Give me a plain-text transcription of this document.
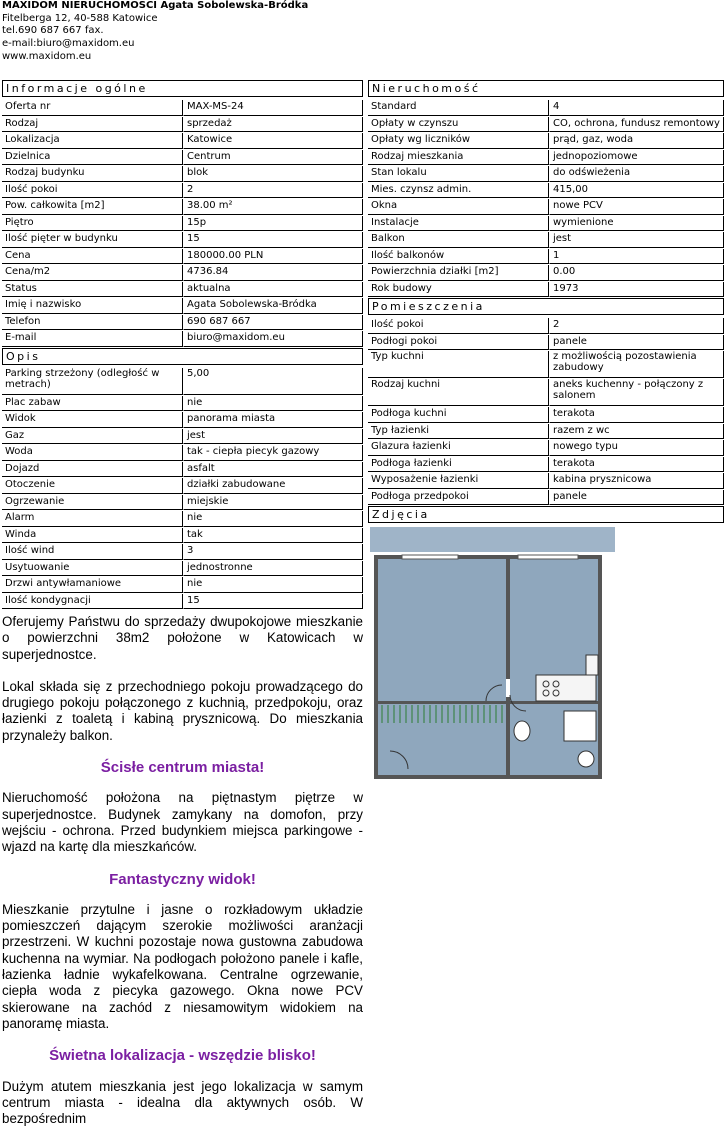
MAXIDOM NIERUCHOMOŚCI Agata Sobolewska-Bródka
Fitelberga 12, 40-588 Katowice
tel.690 687 667 fax.
e-mail:biuro@maxidom.eu
www.maxidom.eu
Informacje ogólne
Oferta nr	MAX-MS-24
Rodzaj	sprzedaż
Lokalizacja	Katowice
Dzielnica	Centrum
Rodzaj budynku	blok
Ilość pokoi	2
Pow. całkowita [m2]	38.00 m²
Piętro	15p
Ilość pięter w budynku	15
Cena	180000.00 PLN
Cena/m2	4736.84
Status	aktualna
Imię i nazwisko	Agata Sobolewska-Bródka
Telefon	690 687 667
E-mail	biuro@maxidom.eu
Opis
Parking strzeżony (odległość w metrach)	5,00
Plac zabaw	nie
Widok	panorama miasta
Gaz	jest
Woda	tak - ciepła piecyk gazowy
Dojazd	asfalt
Otoczenie	działki zabudowane
Ogrzewanie	miejskie
Alarm	nie
Winda	tak
Ilość wind	3
Usytuowanie	jednostronne
Drzwi antywłamaniowe	nie
Ilość kondygnacji	15

Oferujemy Państwu do sprzedaży dwupokojowe mieszkanie o powierzchni 38m2 położone w Katowicach w superjednostce.

Lokal składa się z przechodniego pokoju prowadzącego do drugiego pokoju połączonego z kuchnią, przedpokoju, oraz łazienki z toaletą i kabiną prysznicową. Do mieszkania przynależy balkon.

Ścisłe centrum miasta!

Nieruchomość położona na piętnastym piętrze w superjednostce. Budynek zamykany na domofon, przy wejściu - ochrona. Przed budynkiem miejsca parkingowe - wjazd na kartę dla mieszkańców.

Fantastyczny widok!

Mieszkanie przytulne i jasne o rozkładowym układzie pomieszczeń dającym szerokie możliwości aranżacji przestrzeni. W kuchni pozostaje nowa gustowna zabudowa kuchenna na wymiar. Na podłogach położono panele i kafle, łazienka ładnie wykafelkowana. Centralne ogrzewanie, ciepła woda z piecyka gazowego. Okna nowe PCV skierowane na zachód z niesamowitym widokiem na panoramę miasta.

Świetna lokalizacja - wszędzie blisko!

Dużym atutem mieszkania jest jego lokalizacja w samym centrum miasta - idealna dla aktywnych osób. W bezpośrednim

Nieruchomość
Standard	4
Opłaty w czynszu	CO, ochrona, fundusz remontowy
Opłaty wg liczników	prąd, gaz, woda
Rodzaj mieszkania	jednopoziomowe
Stan lokalu	do odświeżenia
Mies. czynsz admin.	415,00
Okna	nowe PCV
Instalacje	wymienione
Balkon	jest
Ilość balkonów	1
Powierzchnia działki [m2]	0.00
Rok budowy	1973
Pomieszczenia
Ilość pokoi	2
Podłogi pokoi	panele
Typ kuchni	z możliwością pozostawienia zabudowy
Rodzaj kuchni	aneks kuchenny - połączony z salonem
Podłoga kuchni	terakota
Typ łazienki	razem z wc
Glazura łazienki	nowego typu
Podłoga łazienki	terakota
Wyposażenie łazienki	kabina prysznicowa
Podłoga przedpokoi	panele
Zdjęcia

__Task objective__
Output each line exactly; omit every picture.

__Answer to this problem__
Give me a plain-text transcription of this document.
MAXIDOM NIERUCHOMOŚCI Agata Sobolewska-Bródka
Fitelberga 12, 40-588 Katowice
tel.690 687 667 fax.
e-mail:biuro@maxidom.eu
www.maxidom.eu
Informacje ogólne
Oferta nr	MAX-MS-24
Rodzaj	sprzedaż
Lokalizacja	Katowice
Dzielnica	Centrum
Rodzaj budynku	blok
Ilość pokoi	2
Pow. całkowita [m2]	38.00 m²
Piętro	15p
Ilość pięter w budynku	15
Cena	180000.00 PLN
Cena/m2	4736.84
Status	aktualna
Imię i nazwisko	Agata Sobolewska-Bródka
Telefon	690 687 667
E-mail	biuro@maxidom.eu
Opis
Parking strzeżony (odległość w metrach)	5,00
Plac zabaw	nie
Widok	panorama miasta
Gaz	jest
Woda	tak - ciepła piecyk gazowy
Dojazd	asfalt
Otoczenie	działki zabudowane
Ogrzewanie	miejskie
Alarm	nie
Winda	tak
Ilość wind	3
Usytuowanie	jednostronne
Drzwi antywłamaniowe	nie
Ilość kondygnacji	15

Oferujemy Państwu do sprzedaży dwupokojowe mieszkanie o powierzchni 38m2 położone w Katowicach w superjednostce.

Lokal składa się z przechodniego pokoju prowadzącego do drugiego pokoju połączonego z kuchnią, przedpokoju, oraz łazienki z toaletą i kabiną prysznicową. Do mieszkania przynależy balkon.

Ścisłe centrum miasta!

Nieruchomość położona na piętnastym piętrze w superjednostce. Budynek zamykany na domofon, przy wejściu - ochrona. Przed budynkiem miejsca parkingowe - wjazd na kartę dla mieszkańców.

Fantastyczny widok!

Mieszkanie przytulne i jasne o rozkładowym układzie pomieszczeń dającym szerokie możliwości aranżacji przestrzeni. W kuchni pozostaje nowa gustowna zabudowa kuchenna na wymiar. Na podłogach położono panele i kafle, łazienka ładnie wykafelkowana. Centralne ogrzewanie, ciepła woda z piecyka gazowego. Okna nowe PCV skierowane na zachód z niesamowitym widokiem na panoramę miasta.

Świetna lokalizacja - wszędzie blisko!

Dużym atutem mieszkania jest jego lokalizacja w samym centrum miasta - idealna dla aktywnych osób. W bezpośrednim

Nieruchomość
Standard	4
Opłaty w czynszu	CO, ochrona, fundusz remontowy
Opłaty wg liczników	prąd, gaz, woda
Rodzaj mieszkania	jednopoziomowe
Stan lokalu	do odświeżenia
Mies. czynsz admin.	415,00
Okna	nowe PCV
Instalacje	wymienione
Balkon	jest
Ilość balkonów	1
Powierzchnia działki [m2]	0.00
Rok budowy	1973
Pomieszczenia
Ilość pokoi	2
Podłogi pokoi	panele
Typ kuchni	z możliwością pozostawienia zabudowy
Rodzaj kuchni	aneks kuchenny - połączony z salonem
Podłoga kuchni	terakota
Typ łazienki	razem z wc
Glazura łazienki	nowego typu
Podłoga łazienki	terakota
Wyposażenie łazienki	kabina prysznicowa
Podłoga przedpokoi	panele
Zdjęcia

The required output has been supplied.